Data entries —

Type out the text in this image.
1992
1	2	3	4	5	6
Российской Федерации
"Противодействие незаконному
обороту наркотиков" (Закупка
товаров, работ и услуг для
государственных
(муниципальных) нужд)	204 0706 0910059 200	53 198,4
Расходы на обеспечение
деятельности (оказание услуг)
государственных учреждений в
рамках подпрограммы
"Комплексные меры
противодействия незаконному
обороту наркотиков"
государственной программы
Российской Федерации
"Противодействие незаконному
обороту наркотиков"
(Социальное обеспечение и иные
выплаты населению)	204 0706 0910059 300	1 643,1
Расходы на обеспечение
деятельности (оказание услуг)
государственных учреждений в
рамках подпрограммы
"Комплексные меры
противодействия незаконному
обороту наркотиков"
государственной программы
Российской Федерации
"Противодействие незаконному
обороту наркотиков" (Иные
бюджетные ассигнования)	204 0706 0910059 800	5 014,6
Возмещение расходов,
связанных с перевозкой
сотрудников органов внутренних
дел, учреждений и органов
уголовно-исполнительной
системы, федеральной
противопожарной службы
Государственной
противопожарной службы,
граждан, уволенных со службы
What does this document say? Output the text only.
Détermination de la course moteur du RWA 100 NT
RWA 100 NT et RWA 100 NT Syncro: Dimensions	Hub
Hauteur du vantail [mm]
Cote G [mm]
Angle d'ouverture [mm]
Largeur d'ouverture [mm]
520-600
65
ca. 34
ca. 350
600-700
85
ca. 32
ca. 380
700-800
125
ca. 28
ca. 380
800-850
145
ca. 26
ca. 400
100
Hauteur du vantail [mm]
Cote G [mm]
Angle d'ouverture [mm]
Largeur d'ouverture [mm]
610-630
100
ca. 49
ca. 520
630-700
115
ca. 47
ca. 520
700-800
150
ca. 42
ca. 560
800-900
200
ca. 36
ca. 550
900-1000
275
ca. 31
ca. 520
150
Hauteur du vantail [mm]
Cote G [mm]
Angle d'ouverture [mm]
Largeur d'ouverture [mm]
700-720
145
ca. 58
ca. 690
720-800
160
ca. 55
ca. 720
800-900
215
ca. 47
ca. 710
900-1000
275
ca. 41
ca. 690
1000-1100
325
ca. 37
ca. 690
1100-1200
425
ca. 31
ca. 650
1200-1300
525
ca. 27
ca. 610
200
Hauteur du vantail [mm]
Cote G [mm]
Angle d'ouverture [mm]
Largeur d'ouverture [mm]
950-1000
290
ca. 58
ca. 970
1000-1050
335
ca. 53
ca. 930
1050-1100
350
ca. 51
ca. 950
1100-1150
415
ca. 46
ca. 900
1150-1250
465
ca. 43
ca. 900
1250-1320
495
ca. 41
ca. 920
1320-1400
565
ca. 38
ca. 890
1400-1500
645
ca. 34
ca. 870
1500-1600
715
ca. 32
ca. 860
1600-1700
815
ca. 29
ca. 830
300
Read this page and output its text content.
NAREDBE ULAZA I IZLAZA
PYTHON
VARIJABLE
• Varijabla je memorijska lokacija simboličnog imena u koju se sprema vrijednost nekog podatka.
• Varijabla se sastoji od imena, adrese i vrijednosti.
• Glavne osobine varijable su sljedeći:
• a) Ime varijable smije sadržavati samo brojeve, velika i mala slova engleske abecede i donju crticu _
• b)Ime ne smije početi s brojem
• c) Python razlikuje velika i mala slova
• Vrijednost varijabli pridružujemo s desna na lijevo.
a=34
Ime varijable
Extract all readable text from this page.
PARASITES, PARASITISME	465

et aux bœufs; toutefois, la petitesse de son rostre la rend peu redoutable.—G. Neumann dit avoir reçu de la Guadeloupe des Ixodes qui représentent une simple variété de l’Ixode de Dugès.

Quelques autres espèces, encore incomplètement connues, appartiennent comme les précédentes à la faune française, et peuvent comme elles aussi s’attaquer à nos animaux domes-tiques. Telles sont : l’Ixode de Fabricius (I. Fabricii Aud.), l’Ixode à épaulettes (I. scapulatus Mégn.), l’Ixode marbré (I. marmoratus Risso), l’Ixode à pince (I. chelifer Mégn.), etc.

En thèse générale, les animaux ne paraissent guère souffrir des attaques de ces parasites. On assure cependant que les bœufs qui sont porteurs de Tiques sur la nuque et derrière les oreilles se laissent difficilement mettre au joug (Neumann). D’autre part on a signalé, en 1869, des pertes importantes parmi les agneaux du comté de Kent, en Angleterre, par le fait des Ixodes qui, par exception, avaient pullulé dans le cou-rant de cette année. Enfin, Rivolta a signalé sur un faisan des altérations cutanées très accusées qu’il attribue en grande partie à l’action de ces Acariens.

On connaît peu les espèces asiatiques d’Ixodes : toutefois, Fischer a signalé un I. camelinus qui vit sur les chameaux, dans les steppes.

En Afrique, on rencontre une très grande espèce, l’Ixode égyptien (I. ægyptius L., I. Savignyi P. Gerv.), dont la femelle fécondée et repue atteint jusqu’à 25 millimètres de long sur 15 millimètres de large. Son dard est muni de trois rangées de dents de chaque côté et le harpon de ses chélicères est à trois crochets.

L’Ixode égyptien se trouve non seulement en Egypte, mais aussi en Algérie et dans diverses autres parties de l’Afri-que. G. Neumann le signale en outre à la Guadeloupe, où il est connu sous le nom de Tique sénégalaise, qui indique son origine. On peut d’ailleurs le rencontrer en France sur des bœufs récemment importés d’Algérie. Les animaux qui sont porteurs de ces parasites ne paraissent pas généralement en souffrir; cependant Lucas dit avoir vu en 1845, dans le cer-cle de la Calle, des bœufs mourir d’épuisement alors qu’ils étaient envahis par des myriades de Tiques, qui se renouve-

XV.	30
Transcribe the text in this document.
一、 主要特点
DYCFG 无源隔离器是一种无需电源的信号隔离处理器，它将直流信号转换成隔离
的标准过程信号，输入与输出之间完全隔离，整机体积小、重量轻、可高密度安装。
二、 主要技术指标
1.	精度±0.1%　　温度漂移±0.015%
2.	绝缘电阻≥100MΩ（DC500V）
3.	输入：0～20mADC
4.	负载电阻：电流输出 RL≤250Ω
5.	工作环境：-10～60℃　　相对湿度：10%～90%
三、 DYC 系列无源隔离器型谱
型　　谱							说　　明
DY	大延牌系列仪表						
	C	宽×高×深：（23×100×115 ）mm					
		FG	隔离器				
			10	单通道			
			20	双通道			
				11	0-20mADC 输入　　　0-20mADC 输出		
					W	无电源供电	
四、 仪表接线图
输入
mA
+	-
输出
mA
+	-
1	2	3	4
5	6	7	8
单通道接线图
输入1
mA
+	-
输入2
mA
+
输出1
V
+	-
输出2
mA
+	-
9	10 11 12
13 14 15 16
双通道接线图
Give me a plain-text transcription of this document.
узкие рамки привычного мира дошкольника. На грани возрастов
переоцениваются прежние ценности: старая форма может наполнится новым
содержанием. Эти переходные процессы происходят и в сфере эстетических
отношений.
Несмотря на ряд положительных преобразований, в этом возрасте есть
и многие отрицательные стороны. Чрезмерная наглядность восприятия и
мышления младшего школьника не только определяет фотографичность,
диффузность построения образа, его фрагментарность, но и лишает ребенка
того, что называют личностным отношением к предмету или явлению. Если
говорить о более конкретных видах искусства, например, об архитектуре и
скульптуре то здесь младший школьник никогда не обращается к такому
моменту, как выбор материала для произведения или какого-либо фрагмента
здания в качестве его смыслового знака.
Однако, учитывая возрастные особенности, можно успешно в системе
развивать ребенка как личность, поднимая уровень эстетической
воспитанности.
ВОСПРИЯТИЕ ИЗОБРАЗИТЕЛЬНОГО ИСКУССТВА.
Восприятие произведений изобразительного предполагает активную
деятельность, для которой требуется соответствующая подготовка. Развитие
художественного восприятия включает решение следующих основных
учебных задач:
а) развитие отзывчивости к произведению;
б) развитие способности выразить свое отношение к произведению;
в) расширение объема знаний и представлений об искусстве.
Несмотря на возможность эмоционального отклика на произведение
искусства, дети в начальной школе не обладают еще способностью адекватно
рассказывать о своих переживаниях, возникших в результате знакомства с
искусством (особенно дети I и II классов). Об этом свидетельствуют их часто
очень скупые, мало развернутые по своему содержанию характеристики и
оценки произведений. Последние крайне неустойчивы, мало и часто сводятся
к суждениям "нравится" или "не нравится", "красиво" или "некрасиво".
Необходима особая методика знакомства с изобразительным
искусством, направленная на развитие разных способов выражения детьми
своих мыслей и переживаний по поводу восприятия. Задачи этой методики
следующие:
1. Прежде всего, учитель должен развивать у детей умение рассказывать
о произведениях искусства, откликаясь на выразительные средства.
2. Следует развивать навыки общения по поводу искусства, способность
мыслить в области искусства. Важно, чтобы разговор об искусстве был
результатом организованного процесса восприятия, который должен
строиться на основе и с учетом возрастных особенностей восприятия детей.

Task — Select and copy every line of the material that holds the string "произведению".

Output of the task —
а) развитие отзывчивости к произведению;
б) развитие способности выразить свое отношение к произведению;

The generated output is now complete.